▶ TASK INSTRUCTIONS:
Output, please, every line from the line that holds "Give me the" to the end, exactly as written.

Some records:
<<<<

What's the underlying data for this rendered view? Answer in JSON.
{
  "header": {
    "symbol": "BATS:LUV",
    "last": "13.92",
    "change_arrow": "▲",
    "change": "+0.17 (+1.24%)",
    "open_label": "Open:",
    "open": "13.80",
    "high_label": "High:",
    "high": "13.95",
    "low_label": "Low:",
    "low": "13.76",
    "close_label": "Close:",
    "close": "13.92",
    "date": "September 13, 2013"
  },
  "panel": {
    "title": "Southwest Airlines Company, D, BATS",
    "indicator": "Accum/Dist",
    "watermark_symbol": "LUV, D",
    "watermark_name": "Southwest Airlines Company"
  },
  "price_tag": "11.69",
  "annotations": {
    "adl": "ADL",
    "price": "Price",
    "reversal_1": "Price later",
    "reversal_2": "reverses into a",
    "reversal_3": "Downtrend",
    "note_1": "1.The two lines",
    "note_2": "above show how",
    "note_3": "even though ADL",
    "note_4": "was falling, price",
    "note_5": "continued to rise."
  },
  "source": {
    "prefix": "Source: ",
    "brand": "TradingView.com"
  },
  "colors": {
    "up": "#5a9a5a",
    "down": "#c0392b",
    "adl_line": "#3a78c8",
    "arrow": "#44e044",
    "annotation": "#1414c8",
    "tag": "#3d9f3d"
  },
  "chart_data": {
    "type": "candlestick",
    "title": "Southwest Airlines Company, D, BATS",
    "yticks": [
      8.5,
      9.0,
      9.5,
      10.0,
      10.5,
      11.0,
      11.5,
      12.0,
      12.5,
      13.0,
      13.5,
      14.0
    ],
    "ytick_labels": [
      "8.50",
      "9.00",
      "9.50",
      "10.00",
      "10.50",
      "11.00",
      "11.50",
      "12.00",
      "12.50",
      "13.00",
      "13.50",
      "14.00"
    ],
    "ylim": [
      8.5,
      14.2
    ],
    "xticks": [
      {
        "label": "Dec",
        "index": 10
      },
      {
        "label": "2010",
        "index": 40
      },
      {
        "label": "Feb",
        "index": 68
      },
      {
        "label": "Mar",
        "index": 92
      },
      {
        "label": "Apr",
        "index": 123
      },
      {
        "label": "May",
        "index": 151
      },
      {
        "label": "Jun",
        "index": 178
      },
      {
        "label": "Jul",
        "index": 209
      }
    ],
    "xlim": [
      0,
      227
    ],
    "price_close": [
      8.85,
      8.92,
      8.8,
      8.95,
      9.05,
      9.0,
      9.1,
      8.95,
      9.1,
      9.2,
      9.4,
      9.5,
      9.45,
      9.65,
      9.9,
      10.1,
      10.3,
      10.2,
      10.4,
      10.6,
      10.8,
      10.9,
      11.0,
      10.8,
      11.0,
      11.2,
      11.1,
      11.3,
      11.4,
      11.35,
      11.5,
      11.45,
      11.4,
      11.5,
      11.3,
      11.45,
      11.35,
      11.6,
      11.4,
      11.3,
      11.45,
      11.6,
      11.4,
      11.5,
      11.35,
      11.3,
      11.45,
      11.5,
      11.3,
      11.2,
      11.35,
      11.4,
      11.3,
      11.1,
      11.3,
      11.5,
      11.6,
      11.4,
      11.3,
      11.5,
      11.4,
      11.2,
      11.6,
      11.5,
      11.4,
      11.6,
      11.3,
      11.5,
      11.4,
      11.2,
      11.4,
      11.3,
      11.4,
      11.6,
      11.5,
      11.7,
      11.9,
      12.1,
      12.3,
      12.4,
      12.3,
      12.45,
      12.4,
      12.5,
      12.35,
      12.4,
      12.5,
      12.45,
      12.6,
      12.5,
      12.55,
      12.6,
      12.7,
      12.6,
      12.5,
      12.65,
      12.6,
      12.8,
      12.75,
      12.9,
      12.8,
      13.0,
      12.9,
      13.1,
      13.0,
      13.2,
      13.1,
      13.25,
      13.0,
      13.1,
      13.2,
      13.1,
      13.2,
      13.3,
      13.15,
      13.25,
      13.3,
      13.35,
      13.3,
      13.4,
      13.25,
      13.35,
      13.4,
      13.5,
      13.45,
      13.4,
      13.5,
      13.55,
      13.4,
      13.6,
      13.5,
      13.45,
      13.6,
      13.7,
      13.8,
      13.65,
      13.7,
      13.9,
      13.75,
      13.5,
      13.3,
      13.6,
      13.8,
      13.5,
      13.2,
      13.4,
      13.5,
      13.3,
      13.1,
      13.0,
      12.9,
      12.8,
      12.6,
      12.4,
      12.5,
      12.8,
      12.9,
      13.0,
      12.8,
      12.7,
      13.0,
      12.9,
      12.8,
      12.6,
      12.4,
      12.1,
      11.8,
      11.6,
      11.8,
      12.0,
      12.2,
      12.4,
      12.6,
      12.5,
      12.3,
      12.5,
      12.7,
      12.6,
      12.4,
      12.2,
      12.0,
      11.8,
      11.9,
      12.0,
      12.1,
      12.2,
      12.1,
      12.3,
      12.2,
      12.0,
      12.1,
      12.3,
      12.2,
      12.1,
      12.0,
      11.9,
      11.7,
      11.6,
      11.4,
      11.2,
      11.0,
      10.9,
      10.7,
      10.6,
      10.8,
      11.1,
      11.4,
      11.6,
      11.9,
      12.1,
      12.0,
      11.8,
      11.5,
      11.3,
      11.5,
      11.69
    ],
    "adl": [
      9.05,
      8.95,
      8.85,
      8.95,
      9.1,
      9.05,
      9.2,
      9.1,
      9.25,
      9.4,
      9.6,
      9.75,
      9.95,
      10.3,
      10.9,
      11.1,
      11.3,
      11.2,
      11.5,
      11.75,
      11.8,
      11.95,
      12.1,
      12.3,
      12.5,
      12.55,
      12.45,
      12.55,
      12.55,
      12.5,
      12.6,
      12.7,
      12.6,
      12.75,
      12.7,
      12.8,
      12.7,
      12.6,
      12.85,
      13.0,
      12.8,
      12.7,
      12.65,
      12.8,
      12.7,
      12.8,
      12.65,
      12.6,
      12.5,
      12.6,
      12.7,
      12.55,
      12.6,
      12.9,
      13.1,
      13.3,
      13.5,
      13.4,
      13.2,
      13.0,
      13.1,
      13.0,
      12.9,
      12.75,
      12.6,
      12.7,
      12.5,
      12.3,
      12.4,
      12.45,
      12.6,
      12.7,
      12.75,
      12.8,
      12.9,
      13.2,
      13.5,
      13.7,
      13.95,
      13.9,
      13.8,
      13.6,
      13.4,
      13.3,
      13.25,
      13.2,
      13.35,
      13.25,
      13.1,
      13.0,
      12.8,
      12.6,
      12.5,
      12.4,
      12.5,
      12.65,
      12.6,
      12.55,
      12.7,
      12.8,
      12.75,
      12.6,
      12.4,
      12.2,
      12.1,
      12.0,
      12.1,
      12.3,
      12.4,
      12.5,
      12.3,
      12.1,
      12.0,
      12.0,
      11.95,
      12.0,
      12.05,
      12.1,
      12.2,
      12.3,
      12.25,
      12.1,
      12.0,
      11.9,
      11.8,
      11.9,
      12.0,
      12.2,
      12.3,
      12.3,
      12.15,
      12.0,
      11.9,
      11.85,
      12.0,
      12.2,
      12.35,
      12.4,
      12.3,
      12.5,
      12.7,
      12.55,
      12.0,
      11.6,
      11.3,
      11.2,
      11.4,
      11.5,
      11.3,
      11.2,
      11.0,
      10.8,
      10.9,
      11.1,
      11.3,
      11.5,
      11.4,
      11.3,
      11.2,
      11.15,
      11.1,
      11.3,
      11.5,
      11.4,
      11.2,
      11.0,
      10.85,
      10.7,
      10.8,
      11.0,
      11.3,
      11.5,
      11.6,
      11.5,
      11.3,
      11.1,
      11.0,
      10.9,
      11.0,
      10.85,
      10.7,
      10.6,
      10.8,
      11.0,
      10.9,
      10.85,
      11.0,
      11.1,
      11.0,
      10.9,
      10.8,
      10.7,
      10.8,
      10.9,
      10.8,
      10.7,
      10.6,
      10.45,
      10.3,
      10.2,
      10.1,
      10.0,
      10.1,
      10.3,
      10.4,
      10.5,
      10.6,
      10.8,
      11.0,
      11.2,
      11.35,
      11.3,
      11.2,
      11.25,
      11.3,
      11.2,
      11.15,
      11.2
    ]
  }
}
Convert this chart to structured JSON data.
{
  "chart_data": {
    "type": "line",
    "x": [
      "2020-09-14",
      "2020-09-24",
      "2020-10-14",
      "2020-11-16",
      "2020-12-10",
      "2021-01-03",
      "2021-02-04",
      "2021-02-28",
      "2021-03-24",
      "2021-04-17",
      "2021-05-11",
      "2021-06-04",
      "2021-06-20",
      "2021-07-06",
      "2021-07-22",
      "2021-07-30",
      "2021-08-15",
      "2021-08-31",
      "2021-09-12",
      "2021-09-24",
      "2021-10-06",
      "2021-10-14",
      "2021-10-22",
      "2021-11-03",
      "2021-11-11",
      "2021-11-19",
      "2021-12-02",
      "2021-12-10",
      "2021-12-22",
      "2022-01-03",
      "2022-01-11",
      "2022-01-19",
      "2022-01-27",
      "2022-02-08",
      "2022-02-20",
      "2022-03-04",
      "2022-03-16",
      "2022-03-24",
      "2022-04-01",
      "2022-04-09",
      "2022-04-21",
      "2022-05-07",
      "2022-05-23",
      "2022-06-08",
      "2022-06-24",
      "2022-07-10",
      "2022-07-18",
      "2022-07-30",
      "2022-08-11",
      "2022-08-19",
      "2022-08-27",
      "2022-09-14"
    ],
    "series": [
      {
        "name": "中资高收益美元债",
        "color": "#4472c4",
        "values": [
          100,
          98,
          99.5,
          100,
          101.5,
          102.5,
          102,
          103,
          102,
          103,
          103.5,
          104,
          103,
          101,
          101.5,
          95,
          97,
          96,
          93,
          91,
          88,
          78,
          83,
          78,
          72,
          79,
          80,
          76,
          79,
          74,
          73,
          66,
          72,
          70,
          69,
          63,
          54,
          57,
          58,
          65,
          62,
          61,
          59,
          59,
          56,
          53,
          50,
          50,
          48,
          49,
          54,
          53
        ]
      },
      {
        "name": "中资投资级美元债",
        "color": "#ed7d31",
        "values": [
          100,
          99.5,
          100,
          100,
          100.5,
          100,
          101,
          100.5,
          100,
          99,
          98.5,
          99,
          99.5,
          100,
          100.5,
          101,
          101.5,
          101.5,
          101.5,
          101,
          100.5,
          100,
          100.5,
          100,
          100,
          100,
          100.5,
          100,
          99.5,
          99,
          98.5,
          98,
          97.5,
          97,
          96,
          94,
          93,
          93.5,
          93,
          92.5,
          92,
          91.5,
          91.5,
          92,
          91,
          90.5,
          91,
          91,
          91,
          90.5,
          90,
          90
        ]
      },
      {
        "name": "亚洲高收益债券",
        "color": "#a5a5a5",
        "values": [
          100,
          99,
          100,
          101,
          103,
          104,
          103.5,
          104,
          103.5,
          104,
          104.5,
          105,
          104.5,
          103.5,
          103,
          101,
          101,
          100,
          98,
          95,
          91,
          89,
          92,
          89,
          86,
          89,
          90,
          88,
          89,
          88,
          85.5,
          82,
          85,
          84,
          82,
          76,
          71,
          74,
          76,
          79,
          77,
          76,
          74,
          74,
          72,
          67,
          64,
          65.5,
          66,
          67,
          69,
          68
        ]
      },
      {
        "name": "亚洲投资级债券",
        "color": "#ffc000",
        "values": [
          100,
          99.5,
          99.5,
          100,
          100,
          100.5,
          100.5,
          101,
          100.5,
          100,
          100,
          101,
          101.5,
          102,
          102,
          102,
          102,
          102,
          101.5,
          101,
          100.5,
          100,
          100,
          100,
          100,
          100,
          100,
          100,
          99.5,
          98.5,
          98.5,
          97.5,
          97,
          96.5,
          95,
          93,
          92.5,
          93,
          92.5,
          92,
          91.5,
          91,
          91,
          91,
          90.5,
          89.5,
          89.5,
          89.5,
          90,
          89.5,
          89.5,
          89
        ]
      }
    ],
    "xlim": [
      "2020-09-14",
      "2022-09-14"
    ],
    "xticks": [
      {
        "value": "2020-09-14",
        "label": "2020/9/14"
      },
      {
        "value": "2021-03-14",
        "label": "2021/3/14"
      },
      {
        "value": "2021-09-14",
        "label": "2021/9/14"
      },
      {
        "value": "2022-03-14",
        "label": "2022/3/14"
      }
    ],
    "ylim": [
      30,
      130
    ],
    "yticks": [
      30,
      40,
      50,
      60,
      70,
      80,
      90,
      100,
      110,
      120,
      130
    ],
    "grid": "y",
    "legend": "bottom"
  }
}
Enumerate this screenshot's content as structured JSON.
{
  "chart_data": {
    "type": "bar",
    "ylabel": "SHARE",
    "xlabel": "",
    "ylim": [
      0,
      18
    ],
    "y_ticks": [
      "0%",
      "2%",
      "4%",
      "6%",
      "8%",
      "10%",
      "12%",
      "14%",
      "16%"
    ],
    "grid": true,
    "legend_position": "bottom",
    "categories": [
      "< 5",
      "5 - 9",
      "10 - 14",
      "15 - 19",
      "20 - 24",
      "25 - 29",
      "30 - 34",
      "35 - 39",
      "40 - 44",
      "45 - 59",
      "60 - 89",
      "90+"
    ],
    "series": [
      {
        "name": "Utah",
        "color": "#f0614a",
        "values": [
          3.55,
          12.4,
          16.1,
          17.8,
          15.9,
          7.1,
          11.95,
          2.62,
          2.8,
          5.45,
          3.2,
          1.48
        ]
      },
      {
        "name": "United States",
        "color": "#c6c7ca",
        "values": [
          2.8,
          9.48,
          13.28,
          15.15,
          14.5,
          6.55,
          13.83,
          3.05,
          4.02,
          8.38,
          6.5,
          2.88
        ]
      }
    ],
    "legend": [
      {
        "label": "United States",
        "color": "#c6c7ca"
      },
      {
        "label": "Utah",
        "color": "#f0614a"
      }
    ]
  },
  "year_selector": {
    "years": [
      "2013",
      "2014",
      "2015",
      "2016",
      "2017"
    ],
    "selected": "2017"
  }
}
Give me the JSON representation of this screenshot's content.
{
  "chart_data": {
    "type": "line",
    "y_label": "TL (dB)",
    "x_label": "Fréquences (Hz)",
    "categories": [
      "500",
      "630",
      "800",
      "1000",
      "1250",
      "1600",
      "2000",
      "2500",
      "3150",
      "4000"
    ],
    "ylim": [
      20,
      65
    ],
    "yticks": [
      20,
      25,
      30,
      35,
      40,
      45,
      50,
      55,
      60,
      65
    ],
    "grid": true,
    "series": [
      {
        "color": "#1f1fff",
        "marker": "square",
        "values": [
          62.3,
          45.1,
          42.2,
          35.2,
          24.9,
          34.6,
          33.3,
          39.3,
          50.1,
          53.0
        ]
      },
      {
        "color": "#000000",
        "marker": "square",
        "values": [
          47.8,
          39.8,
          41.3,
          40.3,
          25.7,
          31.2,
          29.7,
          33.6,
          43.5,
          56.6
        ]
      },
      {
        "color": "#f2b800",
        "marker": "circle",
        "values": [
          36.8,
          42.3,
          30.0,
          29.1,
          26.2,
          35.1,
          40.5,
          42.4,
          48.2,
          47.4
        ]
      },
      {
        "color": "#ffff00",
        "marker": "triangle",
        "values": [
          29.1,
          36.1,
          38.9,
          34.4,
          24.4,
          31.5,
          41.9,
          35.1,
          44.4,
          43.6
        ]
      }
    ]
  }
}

>>>>

▶ EXERCISE SOLUTION:
Give me the JSON representation of this screenshot's content.
{
  "chart_data": {
    "type": "line",
    "y_label": "TL (dB)",
    "x_label": "Fréquences (Hz)",
    "categories": [
      "500",
      "630",
      "800",
      "1000",
      "1250",
      "1600",
      "2000",
      "2500",
      "3150",
      "4000"
    ],
    "ylim": [
      20,
      65
    ],
    "yticks": [
      20,
      25,
      30,
      35,
      40,
      45,
      50,
      55,
      60,
      65
    ],
    "grid": true,
    "series": [
      {
        "color": "#1f1fff",
        "marker": "square",
        "values": [
          62.3,
          45.1,
          42.2,
          35.2,
          24.9,
          34.6,
          33.3,
          39.3,
          50.1,
          53.0
        ]
      },
      {
        "color": "#000000",
        "marker": "square",
        "values": [
          47.8,
          39.8,
          41.3,
          40.3,
          25.7,
          31.2,
          29.7,
          33.6,
          43.5,
          56.6
        ]
      },
      {
        "color": "#f2b800",
        "marker": "circle",
        "values": [
          36.8,
          42.3,
          30.0,
          29.1,
          26.2,
          35.1,
          40.5,
          42.4,
          48.2,
          47.4
        ]
      },
      {
        "color": "#ffff00",
        "marker": "triangle",
        "values": [
          29.1,
          36.1,
          38.9,
          34.4,
          24.4,
          31.5,
          41.9,
          35.1,
          44.4,
          43.6
        ]
      }
    ]
  }
}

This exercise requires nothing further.